> STATED EXERCISE: Copy each line that has the string "statutory" somewhere in it.

> TASK INPUTS:
* Begin *

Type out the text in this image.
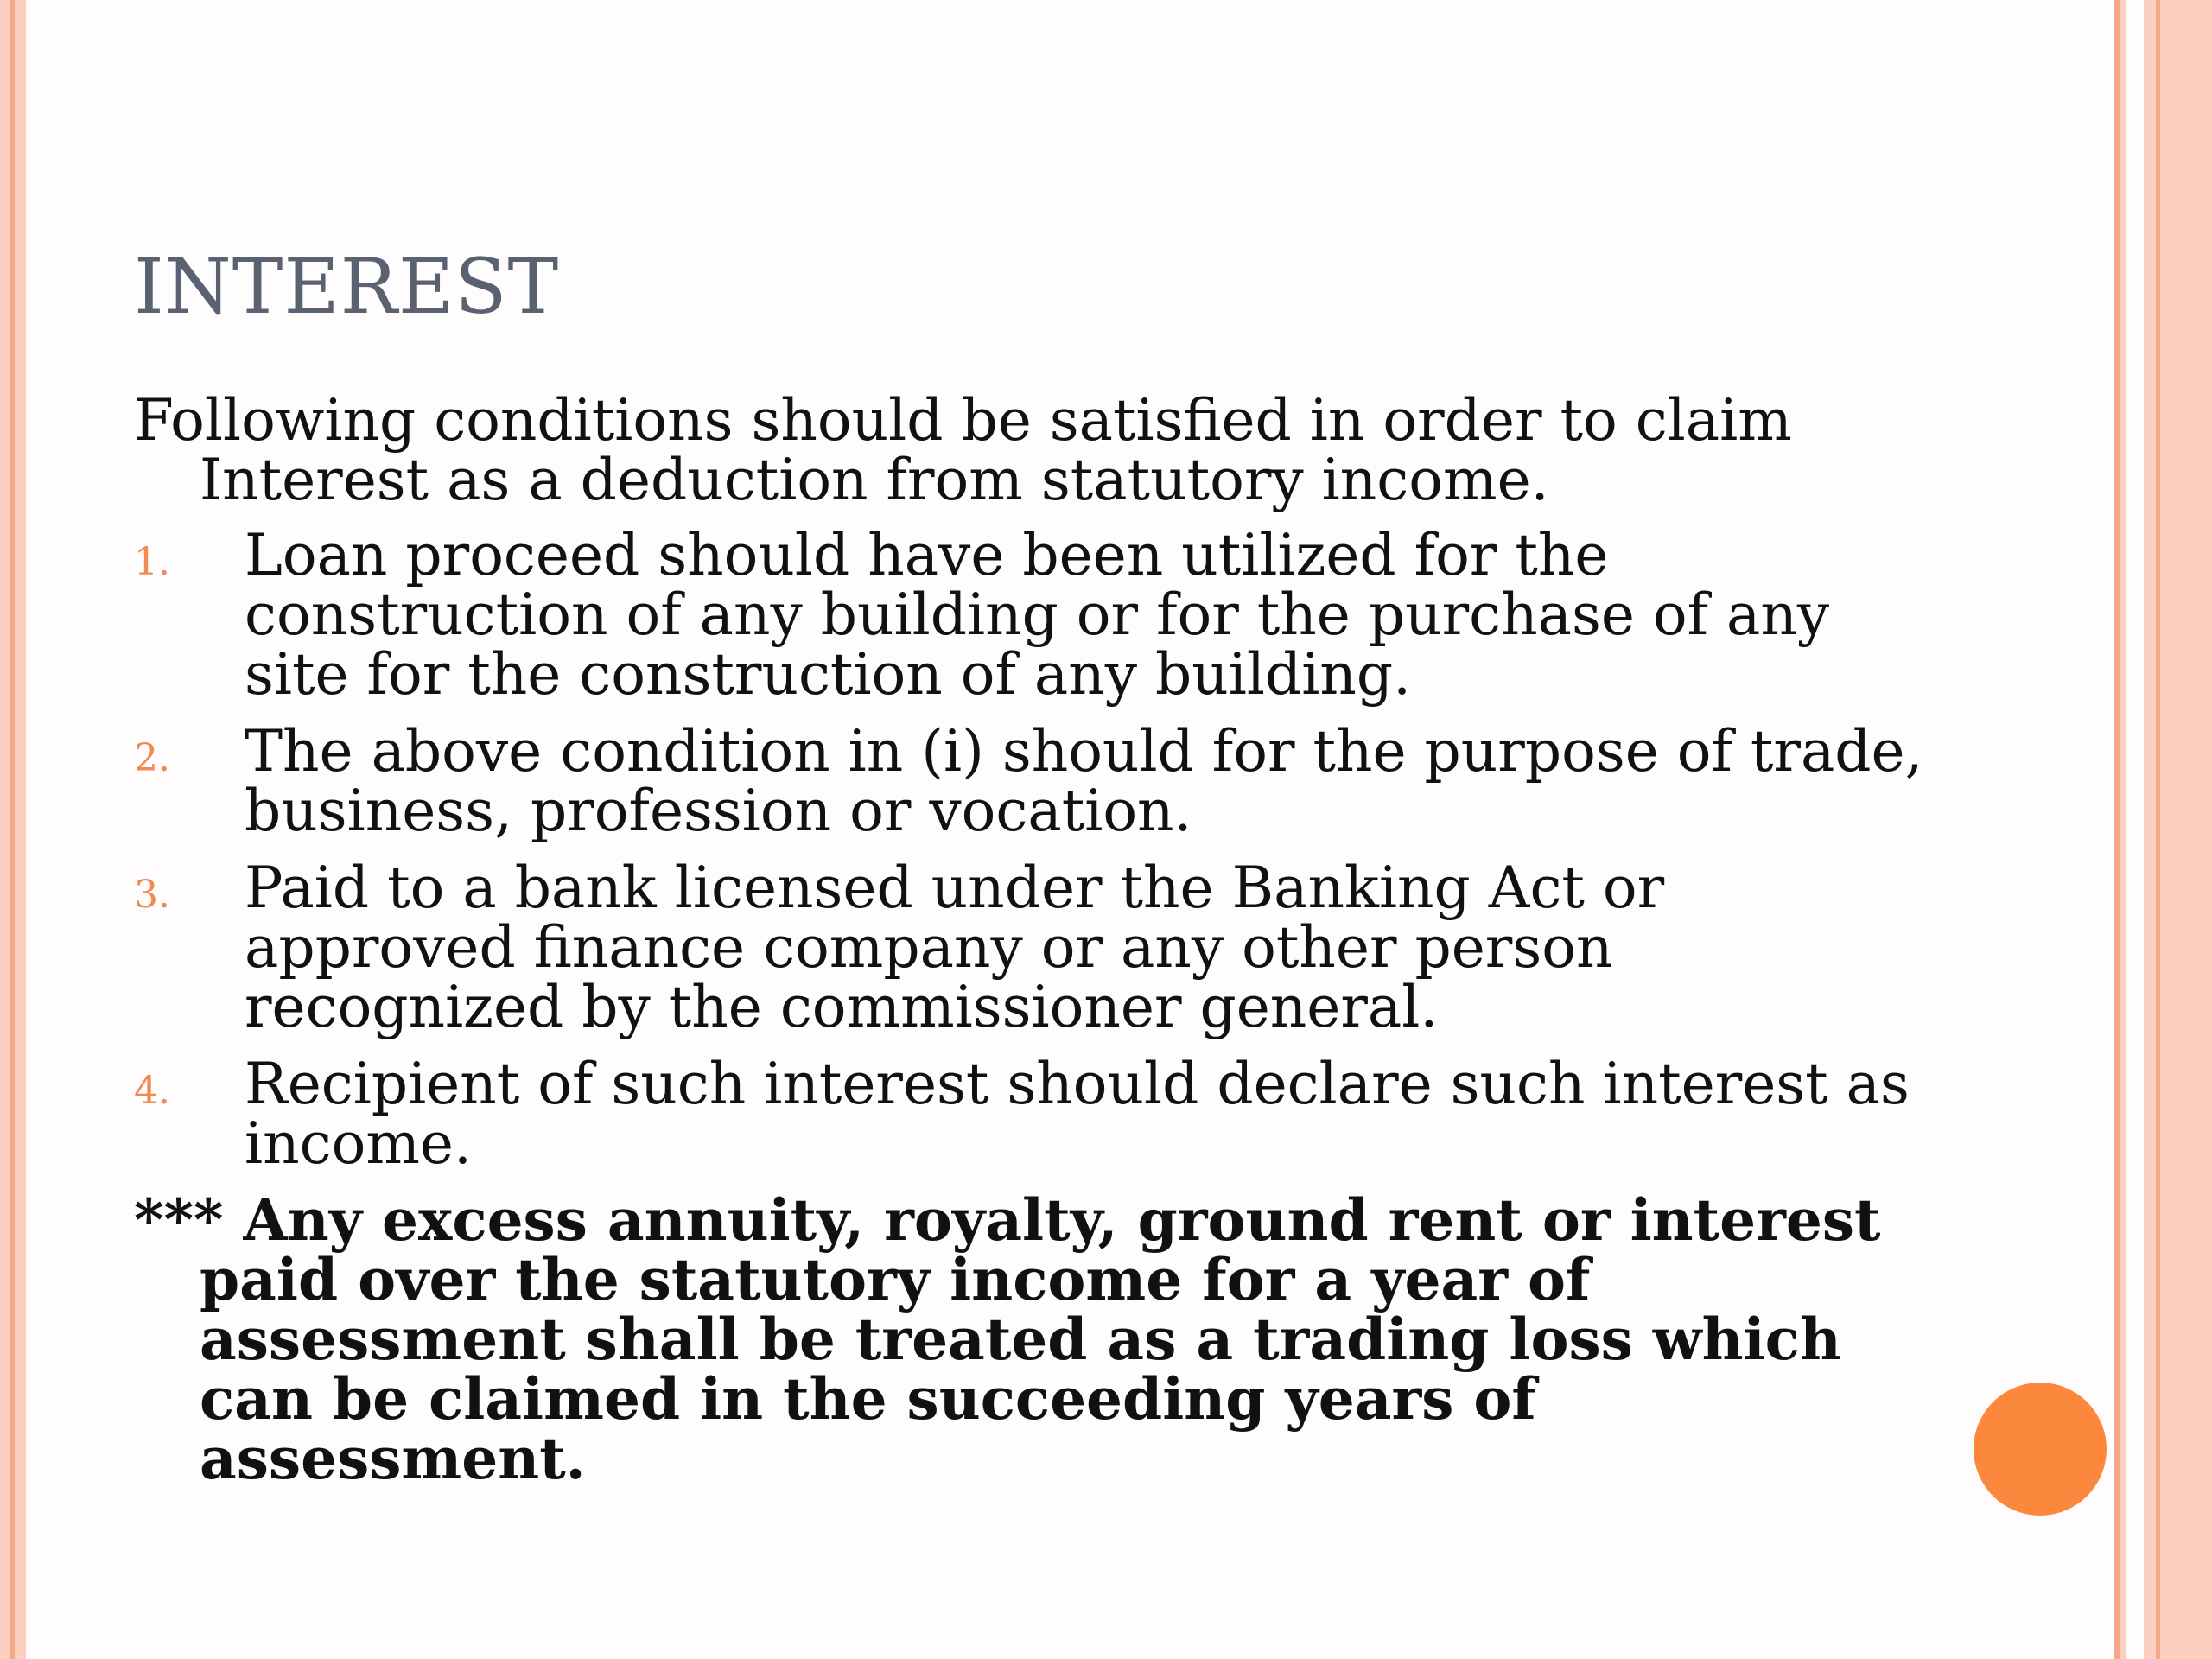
INTEREST

Following conditions should be satisfied in order to claim Interest as a deduction from statutory income.

1. Loan proceed should have been utilized for the construction of any building or for the purchase of any site for the construction of any building.
2. The above condition in (i) should for the purpose of trade, business, profession or vocation.
3. Paid to a bank licensed under the Banking Act or approved finance company or any other person recognized by the commissioner general.
4. Recipient of such interest should declare such interest as income.

*** Any excess annuity, royalty, ground rent or interest paid over the statutory income for a year of assessment shall be treated as a trading loss which can be claimed in the succeeding years of assessment.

* End *

> ANSWER IN FULL:
Following conditions should be satisfied in order to claim Interest as a deduction from statutory income.
*** Any excess annuity, royalty, ground rent or interest paid over the statutory income for a year of assessment shall be treated as a trading loss which can be claimed in the succeeding years of assessment.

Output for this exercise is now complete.